Scan each line of the records for the word "Acousticness" and extract the ones that have it.

----- Provided information -----

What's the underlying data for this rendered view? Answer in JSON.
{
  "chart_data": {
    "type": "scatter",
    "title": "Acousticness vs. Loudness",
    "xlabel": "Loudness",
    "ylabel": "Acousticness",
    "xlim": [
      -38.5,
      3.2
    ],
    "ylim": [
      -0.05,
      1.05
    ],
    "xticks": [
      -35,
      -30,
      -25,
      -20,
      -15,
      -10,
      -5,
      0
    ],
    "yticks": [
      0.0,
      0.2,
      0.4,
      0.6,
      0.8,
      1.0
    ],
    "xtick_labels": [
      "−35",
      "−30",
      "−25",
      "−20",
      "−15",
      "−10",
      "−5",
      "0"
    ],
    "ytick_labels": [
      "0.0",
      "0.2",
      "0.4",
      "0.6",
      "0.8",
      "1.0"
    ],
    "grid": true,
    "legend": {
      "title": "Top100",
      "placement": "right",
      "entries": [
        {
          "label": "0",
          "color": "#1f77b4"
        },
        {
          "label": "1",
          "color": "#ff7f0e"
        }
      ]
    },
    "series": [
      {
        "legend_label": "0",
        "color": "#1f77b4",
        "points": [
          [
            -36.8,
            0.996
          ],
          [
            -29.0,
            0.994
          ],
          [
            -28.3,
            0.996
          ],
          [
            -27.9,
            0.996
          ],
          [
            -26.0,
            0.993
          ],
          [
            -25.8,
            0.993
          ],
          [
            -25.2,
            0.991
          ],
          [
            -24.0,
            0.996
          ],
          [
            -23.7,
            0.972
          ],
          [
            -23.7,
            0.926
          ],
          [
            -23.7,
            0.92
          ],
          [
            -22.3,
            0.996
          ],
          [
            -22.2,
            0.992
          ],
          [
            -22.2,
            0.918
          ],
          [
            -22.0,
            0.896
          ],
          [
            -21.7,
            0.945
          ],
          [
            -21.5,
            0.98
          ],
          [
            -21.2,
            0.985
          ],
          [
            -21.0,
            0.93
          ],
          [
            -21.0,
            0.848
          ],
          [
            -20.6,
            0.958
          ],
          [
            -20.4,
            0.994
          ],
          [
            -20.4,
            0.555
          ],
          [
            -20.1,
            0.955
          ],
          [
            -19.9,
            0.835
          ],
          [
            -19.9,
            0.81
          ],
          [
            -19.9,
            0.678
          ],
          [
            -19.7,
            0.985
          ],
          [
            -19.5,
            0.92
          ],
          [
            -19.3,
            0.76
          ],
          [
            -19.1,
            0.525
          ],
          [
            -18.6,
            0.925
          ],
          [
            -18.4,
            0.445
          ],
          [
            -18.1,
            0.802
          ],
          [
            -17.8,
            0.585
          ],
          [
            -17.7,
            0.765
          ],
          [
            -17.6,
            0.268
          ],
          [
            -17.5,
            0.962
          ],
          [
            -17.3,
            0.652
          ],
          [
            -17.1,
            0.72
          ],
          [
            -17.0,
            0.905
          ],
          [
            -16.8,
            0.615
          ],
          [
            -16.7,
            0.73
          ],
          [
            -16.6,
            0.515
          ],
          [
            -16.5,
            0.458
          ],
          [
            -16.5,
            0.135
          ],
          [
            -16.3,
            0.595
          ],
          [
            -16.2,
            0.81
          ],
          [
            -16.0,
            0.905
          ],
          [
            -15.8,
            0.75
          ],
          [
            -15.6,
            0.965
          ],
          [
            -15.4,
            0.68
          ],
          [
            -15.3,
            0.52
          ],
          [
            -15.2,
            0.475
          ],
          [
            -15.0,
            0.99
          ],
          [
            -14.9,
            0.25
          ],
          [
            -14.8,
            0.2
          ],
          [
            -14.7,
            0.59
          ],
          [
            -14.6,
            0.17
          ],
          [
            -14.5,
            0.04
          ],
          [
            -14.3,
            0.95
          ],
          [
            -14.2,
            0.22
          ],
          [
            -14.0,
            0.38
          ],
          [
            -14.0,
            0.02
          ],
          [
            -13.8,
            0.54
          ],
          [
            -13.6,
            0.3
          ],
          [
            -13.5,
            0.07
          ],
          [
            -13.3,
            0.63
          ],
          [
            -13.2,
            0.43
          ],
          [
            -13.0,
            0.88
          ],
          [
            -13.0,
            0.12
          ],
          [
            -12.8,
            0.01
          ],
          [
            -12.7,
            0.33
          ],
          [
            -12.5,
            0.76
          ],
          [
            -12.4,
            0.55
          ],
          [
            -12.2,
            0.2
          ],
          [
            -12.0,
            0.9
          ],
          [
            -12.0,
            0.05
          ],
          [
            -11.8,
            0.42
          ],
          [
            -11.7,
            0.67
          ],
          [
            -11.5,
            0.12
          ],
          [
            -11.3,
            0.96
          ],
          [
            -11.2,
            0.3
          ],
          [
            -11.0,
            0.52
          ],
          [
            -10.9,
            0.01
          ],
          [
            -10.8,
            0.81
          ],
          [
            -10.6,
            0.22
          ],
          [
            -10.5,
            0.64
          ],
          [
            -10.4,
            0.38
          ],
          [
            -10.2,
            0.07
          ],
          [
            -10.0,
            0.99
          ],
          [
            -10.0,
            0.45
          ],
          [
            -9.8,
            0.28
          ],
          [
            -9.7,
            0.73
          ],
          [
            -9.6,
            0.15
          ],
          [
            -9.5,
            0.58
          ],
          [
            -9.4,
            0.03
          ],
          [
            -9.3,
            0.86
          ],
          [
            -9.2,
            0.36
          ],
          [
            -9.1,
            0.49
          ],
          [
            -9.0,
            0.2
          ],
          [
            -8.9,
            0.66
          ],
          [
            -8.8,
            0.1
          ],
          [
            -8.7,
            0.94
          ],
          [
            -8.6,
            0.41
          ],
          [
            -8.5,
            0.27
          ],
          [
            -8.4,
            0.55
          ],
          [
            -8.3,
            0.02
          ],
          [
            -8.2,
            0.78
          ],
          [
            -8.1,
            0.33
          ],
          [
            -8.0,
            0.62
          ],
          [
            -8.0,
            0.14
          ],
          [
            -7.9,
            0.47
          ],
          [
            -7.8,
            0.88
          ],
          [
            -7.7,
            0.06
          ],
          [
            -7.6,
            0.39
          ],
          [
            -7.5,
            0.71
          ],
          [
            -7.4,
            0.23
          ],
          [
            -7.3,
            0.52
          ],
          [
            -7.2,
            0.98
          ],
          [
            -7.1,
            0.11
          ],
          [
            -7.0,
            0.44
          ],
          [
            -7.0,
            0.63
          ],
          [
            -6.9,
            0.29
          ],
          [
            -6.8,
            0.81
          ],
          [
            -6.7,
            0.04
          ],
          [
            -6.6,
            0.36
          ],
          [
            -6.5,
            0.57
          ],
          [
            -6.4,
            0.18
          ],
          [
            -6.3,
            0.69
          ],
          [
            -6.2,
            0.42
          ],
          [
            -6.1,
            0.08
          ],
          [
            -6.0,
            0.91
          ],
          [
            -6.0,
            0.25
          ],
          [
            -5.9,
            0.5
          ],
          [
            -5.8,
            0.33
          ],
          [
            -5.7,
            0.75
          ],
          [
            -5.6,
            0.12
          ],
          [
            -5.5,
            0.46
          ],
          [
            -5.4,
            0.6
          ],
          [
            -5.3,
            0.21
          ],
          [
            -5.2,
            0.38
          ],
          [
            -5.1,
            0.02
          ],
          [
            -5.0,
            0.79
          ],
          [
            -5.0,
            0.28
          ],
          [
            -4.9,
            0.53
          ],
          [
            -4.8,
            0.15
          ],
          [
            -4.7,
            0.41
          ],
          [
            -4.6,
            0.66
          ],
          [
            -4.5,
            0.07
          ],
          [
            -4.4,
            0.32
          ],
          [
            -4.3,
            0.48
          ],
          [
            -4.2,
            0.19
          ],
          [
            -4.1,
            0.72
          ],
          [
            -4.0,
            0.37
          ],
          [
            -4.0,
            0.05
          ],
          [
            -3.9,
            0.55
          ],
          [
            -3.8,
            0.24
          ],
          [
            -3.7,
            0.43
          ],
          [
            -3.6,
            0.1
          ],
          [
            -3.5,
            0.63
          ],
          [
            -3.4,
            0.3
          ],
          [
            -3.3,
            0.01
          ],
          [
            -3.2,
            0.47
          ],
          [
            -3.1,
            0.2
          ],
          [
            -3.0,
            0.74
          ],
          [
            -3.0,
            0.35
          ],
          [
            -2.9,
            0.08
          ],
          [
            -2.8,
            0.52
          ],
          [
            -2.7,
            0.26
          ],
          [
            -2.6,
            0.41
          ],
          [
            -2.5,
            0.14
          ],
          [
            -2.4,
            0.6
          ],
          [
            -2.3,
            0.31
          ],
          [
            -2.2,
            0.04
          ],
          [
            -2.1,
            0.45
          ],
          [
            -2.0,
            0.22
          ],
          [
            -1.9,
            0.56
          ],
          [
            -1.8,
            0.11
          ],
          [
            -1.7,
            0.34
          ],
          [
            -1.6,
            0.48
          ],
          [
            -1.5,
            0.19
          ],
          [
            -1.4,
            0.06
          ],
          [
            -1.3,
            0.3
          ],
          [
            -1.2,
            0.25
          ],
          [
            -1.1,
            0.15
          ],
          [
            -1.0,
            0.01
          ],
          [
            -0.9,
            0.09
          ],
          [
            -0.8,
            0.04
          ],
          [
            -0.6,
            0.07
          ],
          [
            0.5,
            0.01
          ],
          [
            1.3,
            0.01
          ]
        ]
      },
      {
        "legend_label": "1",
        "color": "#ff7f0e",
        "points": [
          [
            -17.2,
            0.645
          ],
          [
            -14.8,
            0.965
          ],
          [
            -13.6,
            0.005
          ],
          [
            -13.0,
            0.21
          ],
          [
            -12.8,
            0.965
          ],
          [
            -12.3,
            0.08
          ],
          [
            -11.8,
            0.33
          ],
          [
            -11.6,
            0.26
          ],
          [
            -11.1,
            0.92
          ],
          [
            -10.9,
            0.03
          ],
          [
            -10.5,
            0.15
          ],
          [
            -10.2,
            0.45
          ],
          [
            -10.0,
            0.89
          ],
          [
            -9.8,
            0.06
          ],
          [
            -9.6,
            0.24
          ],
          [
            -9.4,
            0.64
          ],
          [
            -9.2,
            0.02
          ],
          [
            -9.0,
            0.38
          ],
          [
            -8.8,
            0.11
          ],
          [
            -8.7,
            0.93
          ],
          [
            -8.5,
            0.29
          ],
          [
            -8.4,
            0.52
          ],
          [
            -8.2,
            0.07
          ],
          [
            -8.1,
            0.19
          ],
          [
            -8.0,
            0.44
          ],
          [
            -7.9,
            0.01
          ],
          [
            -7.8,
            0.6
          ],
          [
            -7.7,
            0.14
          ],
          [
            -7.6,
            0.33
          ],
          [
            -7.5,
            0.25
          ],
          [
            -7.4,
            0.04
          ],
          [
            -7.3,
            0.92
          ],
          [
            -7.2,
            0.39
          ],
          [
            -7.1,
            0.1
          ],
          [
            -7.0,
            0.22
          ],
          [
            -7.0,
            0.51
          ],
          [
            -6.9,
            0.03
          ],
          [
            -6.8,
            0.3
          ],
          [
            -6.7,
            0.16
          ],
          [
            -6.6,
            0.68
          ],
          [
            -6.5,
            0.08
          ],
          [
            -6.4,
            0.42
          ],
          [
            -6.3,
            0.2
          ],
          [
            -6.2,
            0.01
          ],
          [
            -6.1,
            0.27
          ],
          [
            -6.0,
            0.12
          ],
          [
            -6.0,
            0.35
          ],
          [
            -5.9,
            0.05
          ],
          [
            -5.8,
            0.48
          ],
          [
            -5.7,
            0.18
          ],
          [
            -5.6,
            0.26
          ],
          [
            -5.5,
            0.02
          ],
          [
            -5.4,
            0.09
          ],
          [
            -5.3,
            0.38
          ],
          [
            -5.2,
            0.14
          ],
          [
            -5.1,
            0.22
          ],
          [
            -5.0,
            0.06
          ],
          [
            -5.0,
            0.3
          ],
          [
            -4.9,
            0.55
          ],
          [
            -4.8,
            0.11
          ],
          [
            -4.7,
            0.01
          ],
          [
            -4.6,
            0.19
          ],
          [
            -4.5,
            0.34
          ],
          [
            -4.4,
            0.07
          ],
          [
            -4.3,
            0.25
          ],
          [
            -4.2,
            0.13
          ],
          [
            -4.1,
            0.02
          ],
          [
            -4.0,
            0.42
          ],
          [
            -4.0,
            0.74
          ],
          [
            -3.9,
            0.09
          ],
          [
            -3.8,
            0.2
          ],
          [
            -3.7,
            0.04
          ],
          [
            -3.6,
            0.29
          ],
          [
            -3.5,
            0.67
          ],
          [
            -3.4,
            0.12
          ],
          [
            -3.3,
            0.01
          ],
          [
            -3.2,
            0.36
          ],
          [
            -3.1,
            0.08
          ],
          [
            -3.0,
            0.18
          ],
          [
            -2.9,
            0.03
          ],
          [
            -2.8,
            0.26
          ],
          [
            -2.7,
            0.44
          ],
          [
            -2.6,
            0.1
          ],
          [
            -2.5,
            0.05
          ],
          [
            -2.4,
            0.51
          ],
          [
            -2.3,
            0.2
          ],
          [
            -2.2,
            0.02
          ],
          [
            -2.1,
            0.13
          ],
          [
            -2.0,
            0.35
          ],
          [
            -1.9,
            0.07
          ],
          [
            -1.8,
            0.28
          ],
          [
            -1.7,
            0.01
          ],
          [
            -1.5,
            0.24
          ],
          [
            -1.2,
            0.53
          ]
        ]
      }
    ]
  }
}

-----

*Reply to the task*
    "title": "Acousticness vs. Loudness",
    "ylabel": "Acousticness",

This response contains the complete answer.